**TASK DESCRIPTION**
Can you copy every line of the records below verbatim, leaving out the pictures?

>> start MATERIAL

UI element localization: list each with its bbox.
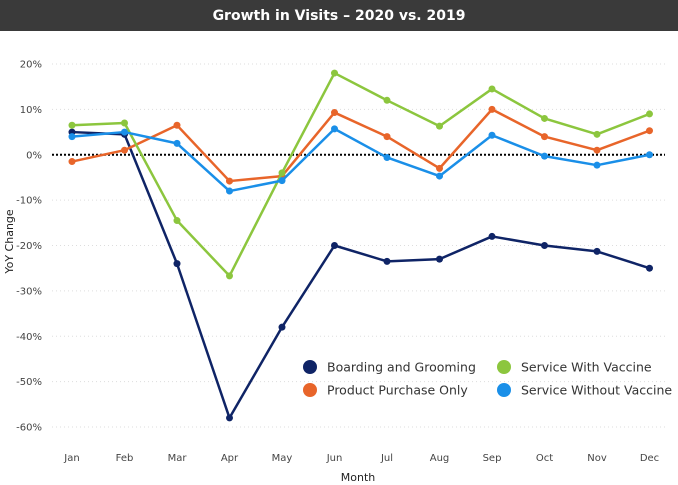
legend-marker	[303, 383, 317, 397]
data-point	[226, 187, 233, 195]
legend-item: Product Purchase Only	[303, 383, 468, 398]
data-point	[173, 121, 181, 129]
y-axis-ticks: 20% 10% 0% -10% -20% -30% -40% -50% -60%	[16, 60, 42, 434]
data-point	[488, 232, 496, 240]
legend-label: Service With Vaccine	[521, 360, 652, 375]
series-service-without-vaccine	[68, 125, 653, 195]
y-tick-label: -20%	[16, 241, 42, 252]
x-tick-label: Sep	[483, 453, 502, 464]
x-tick-label: Dec	[640, 453, 659, 464]
y-tick-label: 0%	[26, 150, 42, 161]
data-point	[488, 105, 496, 113]
data-point	[593, 247, 601, 255]
legend-label: Boarding and Grooming	[327, 360, 476, 375]
legend-item: Service Without Vaccine	[497, 383, 672, 398]
x-tick-label: Jan	[63, 453, 79, 464]
x-axis-ticks: Jan Feb Mar Apr May Jun Jul Aug Sep Oct Nov Dec	[63, 453, 659, 464]
series-line	[71, 108, 650, 183]
series-service-with-vaccine	[68, 69, 653, 280]
data-point	[226, 177, 233, 185]
legend-label: Product Purchase Only	[327, 383, 468, 398]
data-point	[646, 264, 653, 272]
data-point	[331, 69, 338, 77]
data-point	[541, 242, 548, 249]
y-tick-label: 20%	[20, 60, 42, 71]
data-point	[593, 146, 601, 154]
data-point	[541, 133, 548, 141]
data-point	[646, 110, 653, 118]
data-point	[226, 272, 233, 280]
data-point	[593, 161, 601, 169]
data-point	[278, 323, 286, 331]
data-point	[278, 177, 286, 185]
data-point	[173, 139, 181, 147]
series-line	[71, 71, 650, 278]
data-point	[173, 217, 181, 225]
x-tick-label: Aug	[430, 453, 450, 464]
data-point	[173, 260, 181, 268]
legend-marker	[497, 383, 511, 397]
x-tick-label: Jun	[326, 453, 343, 464]
data-point	[541, 152, 548, 160]
data-point	[593, 130, 601, 138]
y-axis-label: YoY Change	[3, 209, 16, 275]
y-tick-label: 10%	[20, 105, 42, 116]
y-tick-label: -60%	[16, 423, 42, 434]
data-point	[488, 131, 496, 139]
data-point	[121, 128, 128, 136]
data-point	[68, 133, 76, 141]
x-tick-label: Mar	[168, 453, 188, 464]
data-point	[383, 257, 391, 265]
x-tick-label: Feb	[116, 453, 134, 464]
data-point	[383, 153, 391, 161]
line-chart: 20% 10% 0% -10% -20% -30% -40% -50% -60% Jan Feb M…	[3, 60, 672, 485]
data-point	[488, 85, 496, 93]
data-point	[331, 109, 338, 117]
data-point	[646, 151, 653, 159]
data-point	[436, 172, 443, 180]
x-axis-label: Month	[341, 471, 376, 484]
data-point	[68, 121, 76, 129]
data-point	[436, 164, 443, 172]
y-tick-label: -10%	[16, 196, 42, 207]
x-tick-label: May	[272, 453, 293, 464]
legend-marker	[497, 360, 511, 374]
x-tick-label: Nov	[587, 453, 607, 464]
data-point	[436, 255, 443, 263]
y-tick-label: -30%	[16, 286, 42, 297]
data-point	[383, 133, 391, 141]
legend-marker	[303, 360, 317, 374]
data-point	[331, 125, 338, 133]
y-tick-label: -40%	[16, 332, 42, 343]
data-point	[646, 127, 653, 135]
x-tick-label: Oct	[536, 453, 553, 464]
series-line	[71, 130, 650, 420]
chart-title: Growth in Visits – 2020 vs. 2019	[0, 0, 678, 31]
series-product-purchase-only	[68, 105, 653, 185]
series-boarding-and-grooming	[68, 128, 653, 422]
data-point	[331, 242, 338, 249]
data-point	[278, 169, 286, 177]
x-tick-label: Apr	[221, 453, 239, 464]
series-line	[71, 127, 650, 193]
legend-item: Service With Vaccine	[497, 360, 652, 375]
legend-item: Boarding and Grooming	[303, 360, 476, 375]
data-point	[541, 114, 548, 122]
legend-label: Service Without Vaccine	[521, 383, 672, 398]
series-lines	[68, 69, 653, 422]
data-point	[383, 96, 391, 104]
data-point	[68, 158, 76, 166]
data-point	[226, 414, 233, 422]
data-point	[436, 122, 443, 130]
x-tick-label: Jul	[380, 453, 393, 464]
data-point	[121, 119, 128, 127]
data-point	[121, 146, 128, 154]
y-tick-label: -50%	[16, 377, 42, 388]
legend: Boarding and Grooming Product Purchase On…	[303, 360, 672, 398]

>> end MATERIAL

**CORRECT RESPONSE**
UI element localization: list each with its bbox.
legend-marker	[303, 383, 317, 397]
data-point	[226, 187, 233, 195]
legend-item: Product Purchase Only	[303, 383, 468, 398]
data-point	[173, 121, 181, 129]
y-axis-ticks: 20% 10% 0% -10% -20% -30% -40% -50% -60%	[16, 60, 42, 434]
data-point	[488, 232, 496, 240]
legend-label: Service With Vaccine	[521, 360, 652, 375]
series-service-without-vaccine	[68, 125, 653, 195]
y-tick-label: -20%	[16, 241, 42, 252]
x-tick-label: Sep	[483, 453, 502, 464]
x-tick-label: Dec	[640, 453, 659, 464]
y-tick-label: 0%	[26, 150, 42, 161]
data-point	[488, 105, 496, 113]
data-point	[593, 247, 601, 255]
legend-label: Boarding and Grooming	[327, 360, 476, 375]
legend-item: Service Without Vaccine	[497, 383, 672, 398]
x-tick-label: Jan	[63, 453, 79, 464]
x-axis-ticks: Jan Feb Mar Apr May Jun Jul Aug Sep Oct Nov Dec	[63, 453, 659, 464]
series-line	[71, 108, 650, 183]
series-service-with-vaccine	[68, 69, 653, 280]
data-point	[226, 177, 233, 185]
legend-label: Product Purchase Only	[327, 383, 468, 398]
data-point	[646, 264, 653, 272]
data-point	[331, 69, 338, 77]
data-point	[541, 242, 548, 249]
y-tick-label: 20%	[20, 60, 42, 71]
data-point	[593, 146, 601, 154]
data-point	[541, 133, 548, 141]
data-point	[646, 110, 653, 118]
data-point	[226, 272, 233, 280]
data-point	[593, 161, 601, 169]
data-point	[278, 323, 286, 331]
data-point	[278, 177, 286, 185]
data-point	[173, 139, 181, 147]
series-line	[71, 71, 650, 278]
data-point	[173, 217, 181, 225]
x-tick-label: Aug	[430, 453, 450, 464]
data-point	[173, 260, 181, 268]
legend-marker	[497, 383, 511, 397]
x-tick-label: Jun	[326, 453, 343, 464]
data-point	[541, 152, 548, 160]
data-point	[593, 130, 601, 138]
y-axis-label: YoY Change	[3, 209, 16, 275]
y-tick-label: 10%	[20, 105, 42, 116]
y-tick-label: -60%	[16, 423, 42, 434]
data-point	[488, 131, 496, 139]
data-point	[121, 128, 128, 136]
data-point	[68, 133, 76, 141]
x-tick-label: Mar	[168, 453, 188, 464]
data-point	[383, 257, 391, 265]
x-tick-label: Feb	[116, 453, 134, 464]
data-point	[383, 153, 391, 161]
line-chart: 20% 10% 0% -10% -20% -30% -40% -50% -60% Jan Feb M…	[3, 60, 672, 485]
data-point	[488, 85, 496, 93]
data-point	[331, 109, 338, 117]
data-point	[646, 151, 653, 159]
data-point	[436, 172, 443, 180]
x-axis-label: Month	[341, 471, 376, 484]
data-point	[68, 121, 76, 129]
data-point	[436, 164, 443, 172]
y-tick-label: -10%	[16, 196, 42, 207]
x-tick-label: May	[272, 453, 293, 464]
legend-marker	[497, 360, 511, 374]
x-tick-label: Nov	[587, 453, 607, 464]
data-point	[436, 255, 443, 263]
y-tick-label: -30%	[16, 286, 42, 297]
data-point	[383, 133, 391, 141]
legend-marker	[303, 360, 317, 374]
data-point	[331, 125, 338, 133]
y-tick-label: -40%	[16, 332, 42, 343]
data-point	[646, 127, 653, 135]
x-tick-label: Oct	[536, 453, 553, 464]
series-line	[71, 130, 650, 420]
chart-title: Growth in Visits – 2020 vs. 2019	[0, 0, 678, 31]
series-product-purchase-only	[68, 105, 653, 185]
series-boarding-and-grooming	[68, 128, 653, 422]
data-point	[331, 242, 338, 249]
data-point	[278, 169, 286, 177]
x-tick-label: Apr	[221, 453, 239, 464]
series-line	[71, 127, 650, 193]
legend-item: Service With Vaccine	[497, 360, 652, 375]
legend-item: Boarding and Grooming	[303, 360, 476, 375]
data-point	[541, 114, 548, 122]
legend-label: Service Without Vaccine	[521, 383, 672, 398]
series-lines	[68, 69, 653, 422]
data-point	[383, 96, 391, 104]
data-point	[68, 158, 76, 166]
data-point	[226, 414, 233, 422]
data-point	[436, 122, 443, 130]
x-tick-label: Jul	[380, 453, 393, 464]
data-point	[121, 119, 128, 127]
data-point	[121, 146, 128, 154]
y-tick-label: -50%	[16, 377, 42, 388]
legend: Boarding and Grooming Product Purchase On…	[303, 360, 672, 398]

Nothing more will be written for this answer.